:: ITEMS ::

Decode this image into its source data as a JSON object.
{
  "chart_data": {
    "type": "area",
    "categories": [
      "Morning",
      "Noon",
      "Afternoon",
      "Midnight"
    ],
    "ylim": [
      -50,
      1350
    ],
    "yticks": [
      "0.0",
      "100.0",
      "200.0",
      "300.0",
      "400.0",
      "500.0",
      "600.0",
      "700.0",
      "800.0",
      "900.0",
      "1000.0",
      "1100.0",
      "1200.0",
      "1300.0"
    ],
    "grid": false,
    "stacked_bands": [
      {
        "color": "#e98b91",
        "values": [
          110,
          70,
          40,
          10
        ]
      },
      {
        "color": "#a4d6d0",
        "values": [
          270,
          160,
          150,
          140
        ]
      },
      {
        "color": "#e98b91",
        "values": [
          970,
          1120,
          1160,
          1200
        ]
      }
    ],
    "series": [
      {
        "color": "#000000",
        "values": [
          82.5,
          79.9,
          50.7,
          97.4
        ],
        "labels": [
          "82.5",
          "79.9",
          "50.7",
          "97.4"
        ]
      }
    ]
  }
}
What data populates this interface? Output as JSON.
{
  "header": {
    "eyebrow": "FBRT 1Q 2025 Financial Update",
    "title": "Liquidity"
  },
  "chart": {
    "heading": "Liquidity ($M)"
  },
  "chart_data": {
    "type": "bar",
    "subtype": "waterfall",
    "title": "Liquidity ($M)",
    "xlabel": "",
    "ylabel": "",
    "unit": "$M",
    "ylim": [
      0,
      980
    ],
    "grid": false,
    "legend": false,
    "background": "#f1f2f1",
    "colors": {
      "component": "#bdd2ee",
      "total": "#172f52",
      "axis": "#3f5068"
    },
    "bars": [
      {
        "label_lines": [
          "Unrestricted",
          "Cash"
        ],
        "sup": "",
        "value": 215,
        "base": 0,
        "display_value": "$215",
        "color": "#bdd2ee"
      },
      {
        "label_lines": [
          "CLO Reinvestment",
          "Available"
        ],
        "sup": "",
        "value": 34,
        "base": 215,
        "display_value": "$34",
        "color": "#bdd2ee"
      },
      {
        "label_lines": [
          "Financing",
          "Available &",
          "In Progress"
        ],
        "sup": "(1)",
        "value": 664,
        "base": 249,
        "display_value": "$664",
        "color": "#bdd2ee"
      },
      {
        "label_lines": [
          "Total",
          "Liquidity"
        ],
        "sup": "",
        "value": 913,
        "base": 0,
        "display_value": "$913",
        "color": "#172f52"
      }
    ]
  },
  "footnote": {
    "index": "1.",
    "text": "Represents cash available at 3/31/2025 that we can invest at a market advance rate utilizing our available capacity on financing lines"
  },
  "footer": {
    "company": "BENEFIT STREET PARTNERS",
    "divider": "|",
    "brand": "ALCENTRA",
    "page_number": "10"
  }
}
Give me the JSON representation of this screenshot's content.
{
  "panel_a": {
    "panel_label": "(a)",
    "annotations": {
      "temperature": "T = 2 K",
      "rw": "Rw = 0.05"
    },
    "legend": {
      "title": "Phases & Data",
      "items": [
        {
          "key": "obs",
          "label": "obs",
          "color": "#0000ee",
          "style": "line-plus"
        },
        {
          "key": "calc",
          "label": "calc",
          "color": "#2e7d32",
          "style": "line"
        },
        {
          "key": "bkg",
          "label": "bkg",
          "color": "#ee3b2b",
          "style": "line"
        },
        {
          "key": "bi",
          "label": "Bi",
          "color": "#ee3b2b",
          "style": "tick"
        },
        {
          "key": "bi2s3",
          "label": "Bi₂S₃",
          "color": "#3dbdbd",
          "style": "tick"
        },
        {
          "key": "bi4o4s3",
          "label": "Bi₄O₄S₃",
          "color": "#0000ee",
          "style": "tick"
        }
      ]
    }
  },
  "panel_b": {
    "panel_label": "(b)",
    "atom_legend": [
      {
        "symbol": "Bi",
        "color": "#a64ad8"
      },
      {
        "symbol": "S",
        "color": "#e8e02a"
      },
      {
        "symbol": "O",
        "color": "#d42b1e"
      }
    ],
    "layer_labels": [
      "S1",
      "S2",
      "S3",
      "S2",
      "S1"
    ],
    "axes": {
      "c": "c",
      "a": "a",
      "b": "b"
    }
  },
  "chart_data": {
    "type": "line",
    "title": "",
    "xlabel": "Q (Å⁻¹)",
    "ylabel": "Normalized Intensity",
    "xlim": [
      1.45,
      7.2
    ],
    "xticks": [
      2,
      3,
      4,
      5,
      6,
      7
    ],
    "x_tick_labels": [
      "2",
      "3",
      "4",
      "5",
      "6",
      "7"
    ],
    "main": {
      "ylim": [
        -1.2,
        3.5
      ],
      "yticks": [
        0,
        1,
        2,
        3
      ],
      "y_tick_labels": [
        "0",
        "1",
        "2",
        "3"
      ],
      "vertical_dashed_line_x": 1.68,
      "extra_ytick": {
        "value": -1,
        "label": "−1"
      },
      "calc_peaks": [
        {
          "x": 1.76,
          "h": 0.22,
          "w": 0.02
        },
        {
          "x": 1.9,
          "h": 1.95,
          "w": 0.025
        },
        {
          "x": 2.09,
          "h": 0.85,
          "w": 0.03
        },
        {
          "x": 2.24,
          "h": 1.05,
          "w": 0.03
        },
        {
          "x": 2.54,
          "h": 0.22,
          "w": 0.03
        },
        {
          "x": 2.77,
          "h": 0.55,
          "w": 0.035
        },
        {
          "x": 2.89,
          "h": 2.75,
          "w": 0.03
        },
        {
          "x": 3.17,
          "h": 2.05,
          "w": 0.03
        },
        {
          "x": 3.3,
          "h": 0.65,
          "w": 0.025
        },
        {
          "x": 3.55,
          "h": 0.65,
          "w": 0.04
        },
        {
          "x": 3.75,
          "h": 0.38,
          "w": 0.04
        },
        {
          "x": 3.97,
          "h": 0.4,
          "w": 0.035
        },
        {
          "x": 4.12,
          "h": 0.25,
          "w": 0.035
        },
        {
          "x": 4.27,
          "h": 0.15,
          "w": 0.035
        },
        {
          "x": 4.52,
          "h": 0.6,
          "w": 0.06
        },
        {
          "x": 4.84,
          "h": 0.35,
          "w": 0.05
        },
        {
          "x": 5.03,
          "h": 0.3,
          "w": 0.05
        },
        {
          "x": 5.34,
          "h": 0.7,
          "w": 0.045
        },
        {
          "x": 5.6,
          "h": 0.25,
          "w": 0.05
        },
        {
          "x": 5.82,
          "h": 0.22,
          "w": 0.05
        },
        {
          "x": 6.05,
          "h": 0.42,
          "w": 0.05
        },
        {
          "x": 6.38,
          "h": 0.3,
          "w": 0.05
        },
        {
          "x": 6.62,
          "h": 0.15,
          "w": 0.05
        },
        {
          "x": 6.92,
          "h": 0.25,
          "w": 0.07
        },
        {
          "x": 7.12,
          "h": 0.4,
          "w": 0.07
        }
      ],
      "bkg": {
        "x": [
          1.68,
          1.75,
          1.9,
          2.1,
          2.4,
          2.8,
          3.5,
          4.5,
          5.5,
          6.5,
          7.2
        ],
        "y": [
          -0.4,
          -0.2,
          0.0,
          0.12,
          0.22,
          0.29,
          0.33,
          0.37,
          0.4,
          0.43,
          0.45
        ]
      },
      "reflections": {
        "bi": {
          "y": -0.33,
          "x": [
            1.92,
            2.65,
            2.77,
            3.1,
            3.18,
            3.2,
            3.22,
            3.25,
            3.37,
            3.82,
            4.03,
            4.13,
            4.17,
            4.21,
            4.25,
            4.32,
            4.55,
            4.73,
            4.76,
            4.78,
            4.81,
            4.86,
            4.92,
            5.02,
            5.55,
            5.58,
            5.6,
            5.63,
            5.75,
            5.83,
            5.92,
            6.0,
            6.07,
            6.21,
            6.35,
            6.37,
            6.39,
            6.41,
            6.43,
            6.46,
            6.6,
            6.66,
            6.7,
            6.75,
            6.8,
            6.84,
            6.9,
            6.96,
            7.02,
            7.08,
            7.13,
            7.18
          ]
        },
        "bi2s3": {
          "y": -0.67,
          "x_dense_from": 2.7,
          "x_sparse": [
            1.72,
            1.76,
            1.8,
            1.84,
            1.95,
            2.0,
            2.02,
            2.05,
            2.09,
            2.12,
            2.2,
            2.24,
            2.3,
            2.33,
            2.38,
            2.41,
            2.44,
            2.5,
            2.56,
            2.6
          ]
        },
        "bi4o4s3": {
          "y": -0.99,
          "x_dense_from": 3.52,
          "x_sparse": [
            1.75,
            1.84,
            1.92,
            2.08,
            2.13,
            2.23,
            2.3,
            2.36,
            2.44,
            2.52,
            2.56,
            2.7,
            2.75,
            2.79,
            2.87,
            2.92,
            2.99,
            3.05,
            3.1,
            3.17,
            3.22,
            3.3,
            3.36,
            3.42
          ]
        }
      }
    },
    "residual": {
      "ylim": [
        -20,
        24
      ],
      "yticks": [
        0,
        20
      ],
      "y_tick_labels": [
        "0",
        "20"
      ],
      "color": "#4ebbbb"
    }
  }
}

:::

> TASK STATEMENT: Tally the lines of the records holding the word "Liquidity", then state only the tally.

> OUTPUT OF THE EXERCISE: 4